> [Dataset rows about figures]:
---+---
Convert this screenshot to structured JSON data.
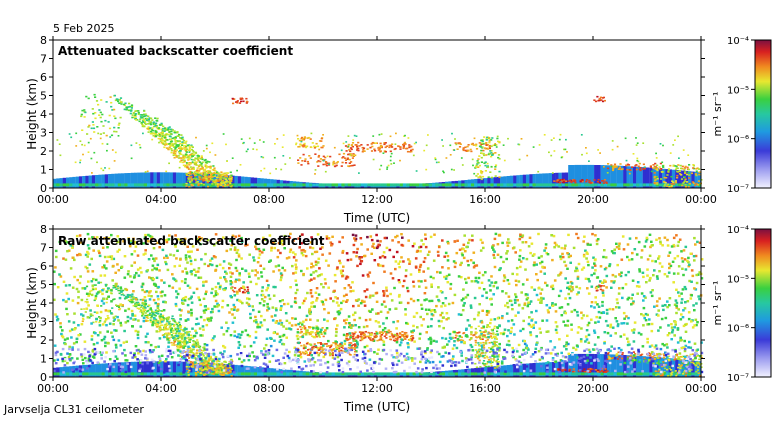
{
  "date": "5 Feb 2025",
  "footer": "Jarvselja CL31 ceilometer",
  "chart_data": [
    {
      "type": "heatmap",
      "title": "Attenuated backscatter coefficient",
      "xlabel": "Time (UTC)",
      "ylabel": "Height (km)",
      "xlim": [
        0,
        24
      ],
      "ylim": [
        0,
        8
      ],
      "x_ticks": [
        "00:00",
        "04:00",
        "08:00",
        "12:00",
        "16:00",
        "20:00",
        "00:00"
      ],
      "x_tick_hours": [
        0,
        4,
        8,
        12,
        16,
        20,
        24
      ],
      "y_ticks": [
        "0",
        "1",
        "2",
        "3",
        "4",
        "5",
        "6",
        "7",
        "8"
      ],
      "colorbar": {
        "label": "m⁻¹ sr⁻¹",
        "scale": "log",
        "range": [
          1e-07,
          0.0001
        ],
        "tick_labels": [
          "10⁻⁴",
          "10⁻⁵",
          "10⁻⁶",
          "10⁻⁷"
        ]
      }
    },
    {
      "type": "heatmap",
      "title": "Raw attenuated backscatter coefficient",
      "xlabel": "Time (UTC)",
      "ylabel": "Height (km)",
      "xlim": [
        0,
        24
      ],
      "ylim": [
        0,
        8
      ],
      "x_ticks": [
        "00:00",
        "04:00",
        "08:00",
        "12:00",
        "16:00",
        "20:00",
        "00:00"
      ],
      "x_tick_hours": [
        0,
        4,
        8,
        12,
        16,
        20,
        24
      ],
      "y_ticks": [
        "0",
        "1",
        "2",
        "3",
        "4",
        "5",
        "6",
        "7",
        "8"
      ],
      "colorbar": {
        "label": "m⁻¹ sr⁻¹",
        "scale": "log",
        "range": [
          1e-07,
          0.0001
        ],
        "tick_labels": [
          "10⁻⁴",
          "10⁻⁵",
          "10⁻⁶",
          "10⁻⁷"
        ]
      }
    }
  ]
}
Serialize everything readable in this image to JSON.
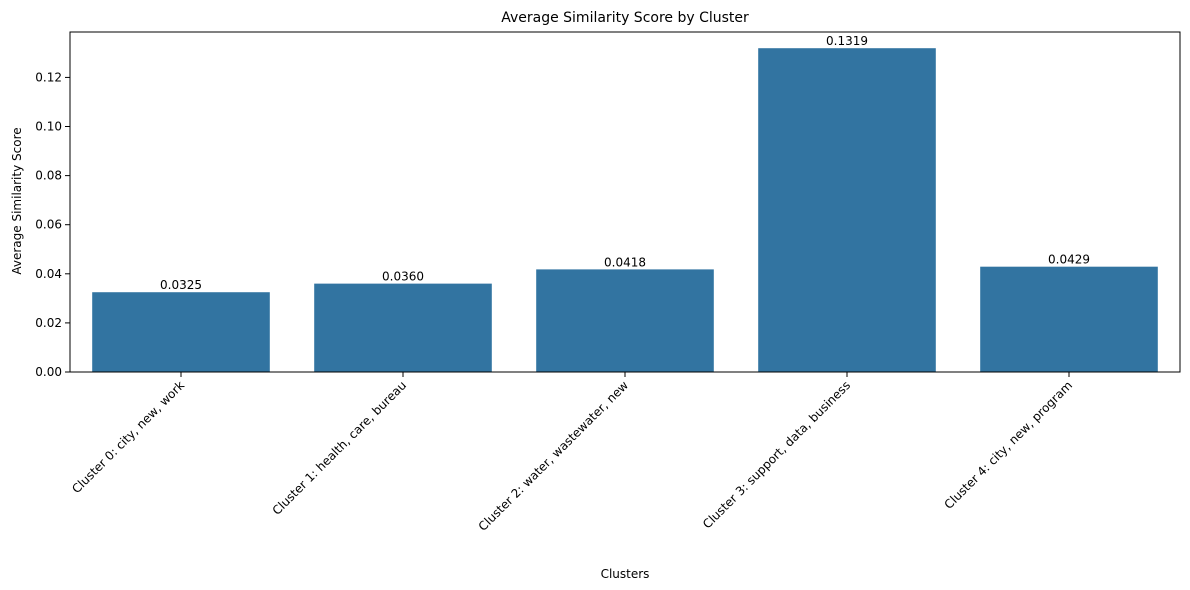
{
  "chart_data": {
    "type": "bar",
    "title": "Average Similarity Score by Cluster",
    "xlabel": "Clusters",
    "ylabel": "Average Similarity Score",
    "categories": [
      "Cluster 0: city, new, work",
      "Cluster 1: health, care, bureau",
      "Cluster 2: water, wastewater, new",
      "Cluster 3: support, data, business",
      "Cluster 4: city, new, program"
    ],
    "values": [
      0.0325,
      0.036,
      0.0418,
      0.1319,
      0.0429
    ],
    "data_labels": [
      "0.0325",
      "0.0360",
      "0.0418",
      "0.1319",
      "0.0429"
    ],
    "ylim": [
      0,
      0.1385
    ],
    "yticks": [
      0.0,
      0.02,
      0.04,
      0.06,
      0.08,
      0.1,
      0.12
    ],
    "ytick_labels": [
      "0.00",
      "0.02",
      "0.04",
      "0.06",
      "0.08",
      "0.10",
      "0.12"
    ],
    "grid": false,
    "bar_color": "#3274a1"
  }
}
---+---
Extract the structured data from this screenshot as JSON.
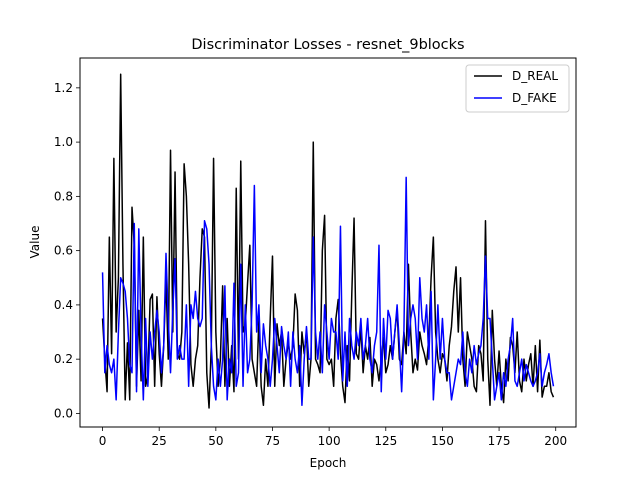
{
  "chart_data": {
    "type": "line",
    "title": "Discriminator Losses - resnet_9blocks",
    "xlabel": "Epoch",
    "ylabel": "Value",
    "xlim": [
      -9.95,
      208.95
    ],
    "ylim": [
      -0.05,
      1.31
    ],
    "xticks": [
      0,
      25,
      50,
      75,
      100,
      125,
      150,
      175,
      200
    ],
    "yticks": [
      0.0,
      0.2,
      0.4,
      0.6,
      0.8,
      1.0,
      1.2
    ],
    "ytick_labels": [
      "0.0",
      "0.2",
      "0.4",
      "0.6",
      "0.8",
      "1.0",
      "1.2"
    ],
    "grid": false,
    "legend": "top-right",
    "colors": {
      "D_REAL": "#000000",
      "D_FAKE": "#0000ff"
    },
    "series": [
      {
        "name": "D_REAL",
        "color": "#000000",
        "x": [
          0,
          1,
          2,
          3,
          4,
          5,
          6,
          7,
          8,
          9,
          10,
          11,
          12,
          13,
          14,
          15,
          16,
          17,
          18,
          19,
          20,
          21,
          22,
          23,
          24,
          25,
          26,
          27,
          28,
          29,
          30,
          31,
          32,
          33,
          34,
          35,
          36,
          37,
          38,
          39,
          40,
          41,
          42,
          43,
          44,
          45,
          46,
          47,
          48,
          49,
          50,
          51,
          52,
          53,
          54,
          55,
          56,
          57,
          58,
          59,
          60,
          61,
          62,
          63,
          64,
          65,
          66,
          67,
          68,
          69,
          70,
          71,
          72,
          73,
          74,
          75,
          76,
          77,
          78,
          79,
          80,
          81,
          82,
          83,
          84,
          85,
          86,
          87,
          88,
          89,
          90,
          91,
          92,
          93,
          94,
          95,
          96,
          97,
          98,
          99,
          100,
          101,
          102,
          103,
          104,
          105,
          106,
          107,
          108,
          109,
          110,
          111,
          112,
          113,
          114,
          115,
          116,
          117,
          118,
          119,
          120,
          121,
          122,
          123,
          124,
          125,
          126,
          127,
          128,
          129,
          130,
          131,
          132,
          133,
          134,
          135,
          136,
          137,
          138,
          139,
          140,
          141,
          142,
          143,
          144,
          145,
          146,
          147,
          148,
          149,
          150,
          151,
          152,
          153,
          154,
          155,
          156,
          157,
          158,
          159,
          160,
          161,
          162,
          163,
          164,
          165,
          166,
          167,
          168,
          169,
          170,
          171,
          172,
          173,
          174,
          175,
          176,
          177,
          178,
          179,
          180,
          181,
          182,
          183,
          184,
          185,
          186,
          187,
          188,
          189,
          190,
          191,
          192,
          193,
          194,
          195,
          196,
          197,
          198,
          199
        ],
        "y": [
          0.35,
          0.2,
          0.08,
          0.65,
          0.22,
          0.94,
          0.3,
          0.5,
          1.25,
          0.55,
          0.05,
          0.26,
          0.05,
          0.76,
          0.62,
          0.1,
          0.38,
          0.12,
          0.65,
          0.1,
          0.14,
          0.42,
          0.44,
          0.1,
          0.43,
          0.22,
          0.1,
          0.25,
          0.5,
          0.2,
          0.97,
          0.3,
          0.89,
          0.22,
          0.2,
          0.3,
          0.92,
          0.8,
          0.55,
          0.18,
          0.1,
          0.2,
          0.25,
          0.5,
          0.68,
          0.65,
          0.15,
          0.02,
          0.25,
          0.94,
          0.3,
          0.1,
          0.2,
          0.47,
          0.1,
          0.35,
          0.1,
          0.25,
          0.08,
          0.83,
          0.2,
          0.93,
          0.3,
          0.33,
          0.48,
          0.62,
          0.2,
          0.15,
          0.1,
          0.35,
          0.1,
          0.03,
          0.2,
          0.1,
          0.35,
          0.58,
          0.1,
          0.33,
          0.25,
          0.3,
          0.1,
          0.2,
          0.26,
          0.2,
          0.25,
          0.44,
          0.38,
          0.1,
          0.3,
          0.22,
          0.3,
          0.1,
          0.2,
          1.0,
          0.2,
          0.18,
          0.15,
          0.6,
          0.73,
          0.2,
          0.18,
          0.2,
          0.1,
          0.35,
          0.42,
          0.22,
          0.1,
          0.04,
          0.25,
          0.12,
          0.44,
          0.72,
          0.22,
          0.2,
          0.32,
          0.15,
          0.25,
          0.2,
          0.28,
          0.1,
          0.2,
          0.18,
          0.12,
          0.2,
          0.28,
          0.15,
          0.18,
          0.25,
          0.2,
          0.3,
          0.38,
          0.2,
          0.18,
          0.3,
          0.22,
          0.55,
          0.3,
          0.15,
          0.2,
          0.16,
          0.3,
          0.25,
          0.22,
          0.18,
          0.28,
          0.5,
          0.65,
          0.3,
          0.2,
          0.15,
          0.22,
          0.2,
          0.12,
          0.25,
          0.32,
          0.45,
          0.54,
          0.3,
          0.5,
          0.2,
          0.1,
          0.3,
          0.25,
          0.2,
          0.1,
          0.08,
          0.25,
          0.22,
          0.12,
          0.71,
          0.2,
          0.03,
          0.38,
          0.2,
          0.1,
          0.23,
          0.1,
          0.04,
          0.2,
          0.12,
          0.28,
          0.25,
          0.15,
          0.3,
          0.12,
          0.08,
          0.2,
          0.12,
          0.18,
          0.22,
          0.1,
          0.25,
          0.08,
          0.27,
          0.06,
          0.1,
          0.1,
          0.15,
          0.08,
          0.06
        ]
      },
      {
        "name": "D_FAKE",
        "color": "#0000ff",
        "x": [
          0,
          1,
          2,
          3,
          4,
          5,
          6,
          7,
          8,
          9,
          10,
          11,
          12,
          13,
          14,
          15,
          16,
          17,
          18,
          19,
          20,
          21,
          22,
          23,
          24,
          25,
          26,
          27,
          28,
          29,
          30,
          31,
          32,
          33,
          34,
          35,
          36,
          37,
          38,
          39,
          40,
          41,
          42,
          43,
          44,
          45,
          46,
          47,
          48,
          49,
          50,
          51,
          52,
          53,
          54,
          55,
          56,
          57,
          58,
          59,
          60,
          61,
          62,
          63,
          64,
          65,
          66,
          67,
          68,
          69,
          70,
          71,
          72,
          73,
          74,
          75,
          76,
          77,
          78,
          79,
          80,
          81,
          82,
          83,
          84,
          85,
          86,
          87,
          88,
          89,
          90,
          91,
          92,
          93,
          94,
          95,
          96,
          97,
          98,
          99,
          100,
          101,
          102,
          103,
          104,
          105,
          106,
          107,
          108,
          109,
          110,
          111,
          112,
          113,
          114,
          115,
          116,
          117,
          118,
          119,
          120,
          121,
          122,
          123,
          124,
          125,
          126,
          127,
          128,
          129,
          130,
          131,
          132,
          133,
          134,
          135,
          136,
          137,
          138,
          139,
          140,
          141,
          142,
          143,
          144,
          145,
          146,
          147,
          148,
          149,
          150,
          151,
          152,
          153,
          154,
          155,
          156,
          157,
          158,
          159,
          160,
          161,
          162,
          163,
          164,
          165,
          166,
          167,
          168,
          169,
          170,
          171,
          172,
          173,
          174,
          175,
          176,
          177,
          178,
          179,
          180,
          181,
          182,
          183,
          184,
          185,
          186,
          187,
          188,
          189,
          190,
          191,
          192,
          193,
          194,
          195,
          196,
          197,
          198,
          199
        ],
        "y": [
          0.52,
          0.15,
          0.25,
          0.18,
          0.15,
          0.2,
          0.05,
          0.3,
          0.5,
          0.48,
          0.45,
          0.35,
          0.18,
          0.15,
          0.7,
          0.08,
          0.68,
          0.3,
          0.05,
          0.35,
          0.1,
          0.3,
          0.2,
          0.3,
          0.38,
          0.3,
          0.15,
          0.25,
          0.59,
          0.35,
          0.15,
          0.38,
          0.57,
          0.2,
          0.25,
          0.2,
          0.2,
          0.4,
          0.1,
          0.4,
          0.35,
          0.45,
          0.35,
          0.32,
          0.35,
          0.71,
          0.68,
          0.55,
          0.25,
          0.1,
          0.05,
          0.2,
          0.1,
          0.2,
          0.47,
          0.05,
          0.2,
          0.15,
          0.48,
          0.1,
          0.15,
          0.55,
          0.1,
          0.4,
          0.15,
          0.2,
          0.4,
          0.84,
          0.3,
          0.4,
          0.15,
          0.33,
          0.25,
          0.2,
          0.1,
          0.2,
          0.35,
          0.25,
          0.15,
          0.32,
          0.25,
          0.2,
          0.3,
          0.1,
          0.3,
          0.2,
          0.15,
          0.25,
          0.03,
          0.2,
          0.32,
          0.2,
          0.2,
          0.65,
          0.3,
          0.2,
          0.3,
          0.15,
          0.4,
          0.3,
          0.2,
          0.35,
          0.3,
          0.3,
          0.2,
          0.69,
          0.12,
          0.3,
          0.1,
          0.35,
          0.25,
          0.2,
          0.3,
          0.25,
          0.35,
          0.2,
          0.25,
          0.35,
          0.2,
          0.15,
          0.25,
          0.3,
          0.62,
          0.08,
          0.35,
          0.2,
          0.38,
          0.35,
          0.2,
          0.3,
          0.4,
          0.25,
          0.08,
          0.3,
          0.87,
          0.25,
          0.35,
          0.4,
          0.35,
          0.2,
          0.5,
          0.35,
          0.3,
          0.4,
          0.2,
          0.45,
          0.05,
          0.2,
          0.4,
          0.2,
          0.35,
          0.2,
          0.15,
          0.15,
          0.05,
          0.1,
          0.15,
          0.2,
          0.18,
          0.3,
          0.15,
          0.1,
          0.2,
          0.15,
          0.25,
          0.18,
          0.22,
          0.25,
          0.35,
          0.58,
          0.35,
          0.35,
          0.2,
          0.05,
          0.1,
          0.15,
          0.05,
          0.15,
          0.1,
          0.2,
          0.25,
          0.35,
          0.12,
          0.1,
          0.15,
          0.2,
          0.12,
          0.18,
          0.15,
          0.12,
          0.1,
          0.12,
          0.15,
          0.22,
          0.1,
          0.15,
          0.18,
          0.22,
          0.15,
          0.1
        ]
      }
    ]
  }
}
---+---
> [Exercise aim]:
Which lines include "Score"? Copy each of them out.

> [Exercise solution]:
    "title": "Average Similarity Score by Cluster",
    "ylabel": "Average Similarity Score",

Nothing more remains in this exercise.